[AIM] Copy nothing but the text: repeat each entry exactly and drop the images.

━━━━━ EXERCISE INPUT ━━━━━

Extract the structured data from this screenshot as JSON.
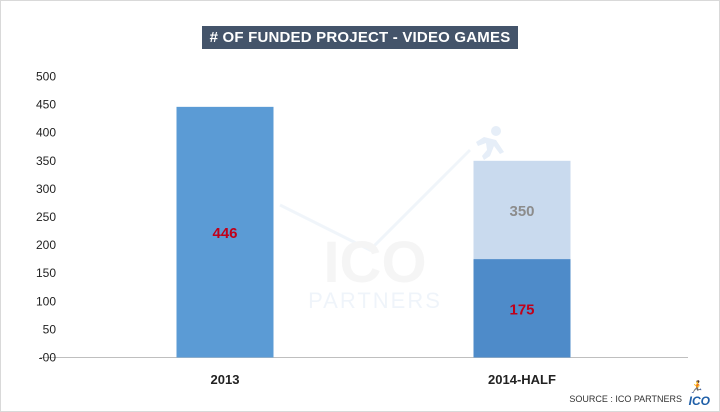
{
  "chart_data": {
    "type": "bar",
    "title": "# OF FUNDED PROJECT - VIDEO GAMES",
    "categories": [
      "2013",
      "2014-HALF"
    ],
    "series": [
      {
        "values": [
          446,
          175
        ],
        "color": "#5b9bd5"
      },
      {
        "values": [
          null,
          350
        ],
        "color": "#c9daee",
        "note_label_color": "#8c8c8c"
      }
    ],
    "data_labels": [
      "446",
      "350",
      "175"
    ],
    "ylim": [
      0,
      500
    ],
    "yticks": [
      "-00",
      "50",
      "100",
      "150",
      "200",
      "250",
      "300",
      "350",
      "400",
      "450",
      "500"
    ],
    "grid": false,
    "legend": "none"
  },
  "watermark": {
    "line1": "ICO",
    "line2": "PARTNERS"
  },
  "source": "SOURCE : ICO PARTNERS",
  "logo": "ICO",
  "colors": {
    "bar": "#5b9bd5",
    "bar_dark": "#4e8bc9",
    "projected": "#c9daee",
    "label_red": "#c0001a",
    "label_grey": "#8c8c8c",
    "title_bg": "#44546a"
  }
}
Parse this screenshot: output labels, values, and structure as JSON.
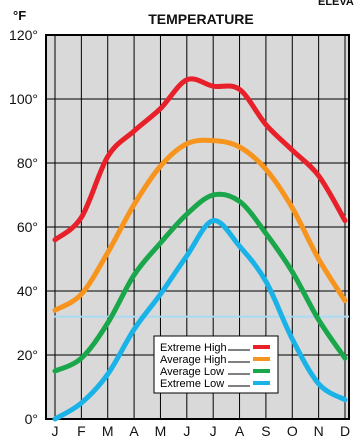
{
  "corner_label": "ELEVA",
  "chart_data": {
    "type": "line",
    "title": "TEMPERATURE",
    "unit_label": "°F",
    "categories": [
      "J",
      "F",
      "M",
      "A",
      "M",
      "J",
      "J",
      "A",
      "S",
      "O",
      "N",
      "D"
    ],
    "y_ticks": [
      "0°",
      "20°",
      "40°",
      "60°",
      "80°",
      "100°",
      "120°"
    ],
    "ylim": [
      0,
      120
    ],
    "grid": true,
    "freezing_line": 32,
    "legend_position": "bottom-right",
    "series": [
      {
        "name": "Extreme High",
        "color": "#e8202a",
        "values": [
          56,
          63,
          82,
          90,
          97,
          106,
          104,
          103,
          92,
          84,
          76,
          62
        ]
      },
      {
        "name": "Average High",
        "color": "#f7941d",
        "values": [
          34,
          39,
          52,
          67,
          79,
          86,
          87,
          85,
          78,
          66,
          50,
          37
        ]
      },
      {
        "name": "Average Low",
        "color": "#1aa64a",
        "values": [
          15,
          19,
          30,
          45,
          55,
          64,
          70,
          68,
          58,
          46,
          31,
          19
        ]
      },
      {
        "name": "Extreme Low",
        "color": "#1ab3e8",
        "values": [
          0,
          5,
          14,
          28,
          39,
          51,
          62,
          54,
          43,
          25,
          11,
          6
        ]
      }
    ],
    "colors": {
      "plot_background": "#d9d9d9",
      "freezing_line": "#a9dbf5",
      "grid": "#000000"
    }
  }
}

━━━━━

[WRITTEN SOLUTION]
Extract the structured data from this screenshot as JSON.
{
  "chart_data": {
    "type": "bar",
    "title": "# OF FUNDED PROJECT - VIDEO GAMES",
    "categories": [
      "2013",
      "2014-HALF"
    ],
    "series": [
      {
        "values": [
          446,
          175
        ],
        "color": "#5b9bd5"
      },
      {
        "values": [
          null,
          350
        ],
        "color": "#c9daee",
        "note_label_color": "#8c8c8c"
      }
    ],
    "data_labels": [
      "446",
      "350",
      "175"
    ],
    "ylim": [
      0,
      500
    ],
    "yticks": [
      "-00",
      "50",
      "100",
      "150",
      "200",
      "250",
      "300",
      "350",
      "400",
      "450",
      "500"
    ],
    "grid": false,
    "legend": "none"
  },
  "watermark": {
    "line1": "ICO",
    "line2": "PARTNERS"
  },
  "source": "SOURCE : ICO PARTNERS",
  "logo": "ICO",
  "colors": {
    "bar": "#5b9bd5",
    "bar_dark": "#4e8bc9",
    "projected": "#c9daee",
    "label_red": "#c0001a",
    "label_grey": "#8c8c8c",
    "title_bg": "#44546a"
  }
}
Parse this screenshot: output labels, values, and structure as JSON.
{
  "corner_label": "ELEVA",
  "chart_data": {
    "type": "line",
    "title": "TEMPERATURE",
    "unit_label": "°F",
    "categories": [
      "J",
      "F",
      "M",
      "A",
      "M",
      "J",
      "J",
      "A",
      "S",
      "O",
      "N",
      "D"
    ],
    "y_ticks": [
      "0°",
      "20°",
      "40°",
      "60°",
      "80°",
      "100°",
      "120°"
    ],
    "ylim": [
      0,
      120
    ],
    "grid": true,
    "freezing_line": 32,
    "legend_position": "bottom-right",
    "series": [
      {
        "name": "Extreme High",
        "color": "#e8202a",
        "values": [
          56,
          63,
          82,
          90,
          97,
          106,
          104,
          103,
          92,
          84,
          76,
          62
        ]
      },
      {
        "name": "Average High",
        "color": "#f7941d",
        "values": [
          34,
          39,
          52,
          67,
          79,
          86,
          87,
          85,
          78,
          66,
          50,
          37
        ]
      },
      {
        "name": "Average Low",
        "color": "#1aa64a",
        "values": [
          15,
          19,
          30,
          45,
          55,
          64,
          70,
          68,
          58,
          46,
          31,
          19
        ]
      },
      {
        "name": "Extreme Low",
        "color": "#1ab3e8",
        "values": [
          0,
          5,
          14,
          28,
          39,
          51,
          62,
          54,
          43,
          25,
          11,
          6
        ]
      }
    ],
    "colors": {
      "plot_background": "#d9d9d9",
      "freezing_line": "#a9dbf5",
      "grid": "#000000"
    }
  }
}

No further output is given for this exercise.